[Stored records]
┌──

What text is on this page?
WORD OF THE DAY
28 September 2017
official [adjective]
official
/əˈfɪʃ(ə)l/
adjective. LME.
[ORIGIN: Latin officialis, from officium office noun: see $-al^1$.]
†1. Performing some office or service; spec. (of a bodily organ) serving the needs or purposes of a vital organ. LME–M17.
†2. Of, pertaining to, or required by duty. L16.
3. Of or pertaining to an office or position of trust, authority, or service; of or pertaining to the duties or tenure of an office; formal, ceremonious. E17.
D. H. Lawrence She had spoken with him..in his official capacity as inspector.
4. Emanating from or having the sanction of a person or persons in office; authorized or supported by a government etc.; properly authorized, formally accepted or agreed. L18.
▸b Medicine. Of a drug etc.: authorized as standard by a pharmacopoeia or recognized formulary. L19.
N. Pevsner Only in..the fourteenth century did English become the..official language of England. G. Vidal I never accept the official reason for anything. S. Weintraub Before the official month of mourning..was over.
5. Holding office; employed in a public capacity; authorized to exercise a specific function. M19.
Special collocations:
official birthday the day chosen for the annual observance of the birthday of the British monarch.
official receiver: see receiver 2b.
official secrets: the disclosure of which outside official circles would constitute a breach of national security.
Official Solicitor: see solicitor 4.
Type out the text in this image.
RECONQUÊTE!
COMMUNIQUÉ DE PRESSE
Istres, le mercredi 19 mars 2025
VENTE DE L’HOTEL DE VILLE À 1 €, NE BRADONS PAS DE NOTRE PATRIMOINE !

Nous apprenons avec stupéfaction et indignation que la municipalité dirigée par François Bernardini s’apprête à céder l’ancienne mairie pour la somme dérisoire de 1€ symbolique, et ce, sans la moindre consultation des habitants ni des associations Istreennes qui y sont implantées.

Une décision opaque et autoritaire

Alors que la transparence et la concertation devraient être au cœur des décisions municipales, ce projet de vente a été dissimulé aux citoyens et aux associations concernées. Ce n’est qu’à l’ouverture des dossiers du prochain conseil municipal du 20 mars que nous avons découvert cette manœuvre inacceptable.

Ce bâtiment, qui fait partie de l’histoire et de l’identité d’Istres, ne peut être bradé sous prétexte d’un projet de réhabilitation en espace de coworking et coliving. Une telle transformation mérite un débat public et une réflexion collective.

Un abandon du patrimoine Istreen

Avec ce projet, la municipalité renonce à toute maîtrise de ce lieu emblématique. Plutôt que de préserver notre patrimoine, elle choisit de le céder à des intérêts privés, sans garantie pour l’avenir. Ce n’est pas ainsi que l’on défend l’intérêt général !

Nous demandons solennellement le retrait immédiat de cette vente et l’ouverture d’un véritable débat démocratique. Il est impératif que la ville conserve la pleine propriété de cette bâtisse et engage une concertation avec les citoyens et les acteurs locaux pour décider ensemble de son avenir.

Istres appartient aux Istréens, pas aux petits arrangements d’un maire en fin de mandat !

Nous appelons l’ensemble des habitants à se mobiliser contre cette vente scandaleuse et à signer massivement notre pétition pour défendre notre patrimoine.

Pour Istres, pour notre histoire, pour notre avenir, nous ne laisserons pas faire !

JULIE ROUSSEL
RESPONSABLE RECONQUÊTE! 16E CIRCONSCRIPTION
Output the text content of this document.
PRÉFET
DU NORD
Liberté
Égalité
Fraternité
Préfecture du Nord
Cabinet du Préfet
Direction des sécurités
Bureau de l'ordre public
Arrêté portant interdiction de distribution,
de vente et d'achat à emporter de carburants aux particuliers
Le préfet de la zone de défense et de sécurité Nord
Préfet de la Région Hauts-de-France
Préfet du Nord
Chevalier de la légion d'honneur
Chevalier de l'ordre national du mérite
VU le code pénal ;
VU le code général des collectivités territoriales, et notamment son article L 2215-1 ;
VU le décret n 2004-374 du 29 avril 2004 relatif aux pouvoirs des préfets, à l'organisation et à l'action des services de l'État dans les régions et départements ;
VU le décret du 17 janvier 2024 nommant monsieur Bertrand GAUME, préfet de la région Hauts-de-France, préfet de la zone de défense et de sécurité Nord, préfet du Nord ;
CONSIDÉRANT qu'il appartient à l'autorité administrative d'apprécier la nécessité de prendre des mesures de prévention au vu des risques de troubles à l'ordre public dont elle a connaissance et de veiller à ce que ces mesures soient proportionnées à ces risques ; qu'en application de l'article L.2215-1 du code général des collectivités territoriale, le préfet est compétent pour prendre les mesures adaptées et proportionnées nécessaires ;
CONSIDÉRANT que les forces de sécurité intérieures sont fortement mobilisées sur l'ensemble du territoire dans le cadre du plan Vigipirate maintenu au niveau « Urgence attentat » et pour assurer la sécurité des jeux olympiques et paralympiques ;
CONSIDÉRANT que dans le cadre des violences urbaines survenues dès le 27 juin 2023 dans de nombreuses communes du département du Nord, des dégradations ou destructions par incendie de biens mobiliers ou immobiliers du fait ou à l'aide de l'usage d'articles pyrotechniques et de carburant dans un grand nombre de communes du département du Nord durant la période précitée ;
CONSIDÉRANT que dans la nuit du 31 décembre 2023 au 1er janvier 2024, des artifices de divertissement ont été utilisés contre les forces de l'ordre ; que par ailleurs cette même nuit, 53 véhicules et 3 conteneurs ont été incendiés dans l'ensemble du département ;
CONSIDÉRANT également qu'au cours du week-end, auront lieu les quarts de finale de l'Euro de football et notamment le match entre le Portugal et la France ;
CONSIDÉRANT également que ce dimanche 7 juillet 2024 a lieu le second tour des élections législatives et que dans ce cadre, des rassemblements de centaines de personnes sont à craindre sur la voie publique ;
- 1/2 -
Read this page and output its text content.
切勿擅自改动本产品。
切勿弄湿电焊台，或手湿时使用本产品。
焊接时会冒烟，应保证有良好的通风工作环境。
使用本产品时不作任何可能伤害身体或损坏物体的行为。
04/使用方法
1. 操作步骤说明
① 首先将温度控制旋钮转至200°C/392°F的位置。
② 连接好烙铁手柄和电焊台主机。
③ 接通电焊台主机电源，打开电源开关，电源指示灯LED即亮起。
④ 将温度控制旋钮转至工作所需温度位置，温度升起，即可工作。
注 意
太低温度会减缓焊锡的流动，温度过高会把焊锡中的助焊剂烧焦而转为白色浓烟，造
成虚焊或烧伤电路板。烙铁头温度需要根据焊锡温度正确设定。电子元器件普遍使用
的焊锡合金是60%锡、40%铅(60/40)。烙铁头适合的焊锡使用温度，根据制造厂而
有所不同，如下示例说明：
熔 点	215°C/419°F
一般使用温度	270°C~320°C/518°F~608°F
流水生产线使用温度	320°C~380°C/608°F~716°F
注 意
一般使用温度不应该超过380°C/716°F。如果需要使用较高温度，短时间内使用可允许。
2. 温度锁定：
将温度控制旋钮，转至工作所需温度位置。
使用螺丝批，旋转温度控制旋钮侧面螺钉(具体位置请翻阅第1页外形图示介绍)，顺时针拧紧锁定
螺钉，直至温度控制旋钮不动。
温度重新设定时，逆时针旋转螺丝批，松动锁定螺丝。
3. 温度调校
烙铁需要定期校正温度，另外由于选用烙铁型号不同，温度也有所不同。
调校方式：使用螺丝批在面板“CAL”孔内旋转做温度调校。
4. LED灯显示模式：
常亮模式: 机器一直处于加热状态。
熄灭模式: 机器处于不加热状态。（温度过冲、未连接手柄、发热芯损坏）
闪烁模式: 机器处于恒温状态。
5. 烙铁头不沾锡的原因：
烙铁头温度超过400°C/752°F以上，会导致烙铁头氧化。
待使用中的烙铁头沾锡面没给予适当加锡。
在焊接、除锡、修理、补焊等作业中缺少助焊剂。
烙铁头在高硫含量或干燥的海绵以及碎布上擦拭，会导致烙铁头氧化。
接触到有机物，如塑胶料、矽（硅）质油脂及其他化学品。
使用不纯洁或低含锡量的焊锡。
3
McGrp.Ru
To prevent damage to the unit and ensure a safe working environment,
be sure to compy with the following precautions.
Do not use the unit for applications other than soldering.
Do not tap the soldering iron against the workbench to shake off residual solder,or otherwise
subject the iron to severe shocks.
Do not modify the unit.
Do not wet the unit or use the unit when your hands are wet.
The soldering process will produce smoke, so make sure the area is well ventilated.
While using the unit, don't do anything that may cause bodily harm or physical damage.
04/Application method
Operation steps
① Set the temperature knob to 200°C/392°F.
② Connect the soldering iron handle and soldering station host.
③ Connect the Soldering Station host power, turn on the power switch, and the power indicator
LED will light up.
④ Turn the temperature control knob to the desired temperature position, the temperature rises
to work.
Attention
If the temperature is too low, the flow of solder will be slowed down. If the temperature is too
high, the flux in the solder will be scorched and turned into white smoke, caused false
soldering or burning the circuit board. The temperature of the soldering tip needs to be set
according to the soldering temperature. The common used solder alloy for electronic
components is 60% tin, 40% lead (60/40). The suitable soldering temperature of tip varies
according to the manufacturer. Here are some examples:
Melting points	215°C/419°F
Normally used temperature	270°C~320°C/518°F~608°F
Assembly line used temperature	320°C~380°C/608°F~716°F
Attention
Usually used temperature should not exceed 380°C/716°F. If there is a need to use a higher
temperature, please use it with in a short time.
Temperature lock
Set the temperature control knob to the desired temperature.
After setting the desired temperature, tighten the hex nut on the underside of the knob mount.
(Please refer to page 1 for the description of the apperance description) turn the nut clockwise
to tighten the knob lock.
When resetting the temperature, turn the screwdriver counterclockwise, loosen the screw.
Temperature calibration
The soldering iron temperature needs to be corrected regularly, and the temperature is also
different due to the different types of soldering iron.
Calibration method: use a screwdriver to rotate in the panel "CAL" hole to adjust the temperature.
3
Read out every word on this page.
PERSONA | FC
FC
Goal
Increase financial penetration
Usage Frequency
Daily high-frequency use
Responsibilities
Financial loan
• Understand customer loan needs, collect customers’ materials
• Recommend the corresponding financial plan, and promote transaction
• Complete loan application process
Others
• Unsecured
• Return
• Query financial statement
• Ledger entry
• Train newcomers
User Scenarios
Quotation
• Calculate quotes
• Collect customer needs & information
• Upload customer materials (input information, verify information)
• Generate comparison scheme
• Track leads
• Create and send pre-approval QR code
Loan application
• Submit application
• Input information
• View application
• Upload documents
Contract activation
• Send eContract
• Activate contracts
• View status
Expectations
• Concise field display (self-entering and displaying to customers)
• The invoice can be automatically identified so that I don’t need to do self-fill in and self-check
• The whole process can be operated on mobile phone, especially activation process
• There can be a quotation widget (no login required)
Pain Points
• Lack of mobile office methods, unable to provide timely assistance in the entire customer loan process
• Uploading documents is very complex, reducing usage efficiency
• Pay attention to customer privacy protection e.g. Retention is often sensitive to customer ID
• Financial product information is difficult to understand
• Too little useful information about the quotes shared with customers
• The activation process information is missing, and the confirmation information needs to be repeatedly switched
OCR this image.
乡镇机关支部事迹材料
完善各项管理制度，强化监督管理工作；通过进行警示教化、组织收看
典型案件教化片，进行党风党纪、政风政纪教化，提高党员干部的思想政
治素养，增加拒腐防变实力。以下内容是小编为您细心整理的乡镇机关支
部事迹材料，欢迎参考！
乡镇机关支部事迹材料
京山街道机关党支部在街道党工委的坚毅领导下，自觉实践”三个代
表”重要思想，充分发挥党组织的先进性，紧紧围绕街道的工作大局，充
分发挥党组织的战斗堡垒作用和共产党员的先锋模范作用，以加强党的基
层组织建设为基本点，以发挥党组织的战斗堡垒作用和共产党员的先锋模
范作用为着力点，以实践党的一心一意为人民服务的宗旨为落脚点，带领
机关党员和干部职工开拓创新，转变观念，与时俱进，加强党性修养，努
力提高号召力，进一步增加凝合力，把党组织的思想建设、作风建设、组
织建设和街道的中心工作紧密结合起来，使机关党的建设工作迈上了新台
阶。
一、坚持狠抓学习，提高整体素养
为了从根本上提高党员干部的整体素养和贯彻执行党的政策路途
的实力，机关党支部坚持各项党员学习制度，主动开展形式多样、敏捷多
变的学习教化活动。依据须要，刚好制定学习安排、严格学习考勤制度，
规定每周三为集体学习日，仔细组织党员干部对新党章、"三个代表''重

└──

▶ Stated goal
Looking at the records above, say how many lines hold the string "activation". Write nothing but the number.

▶ Result
3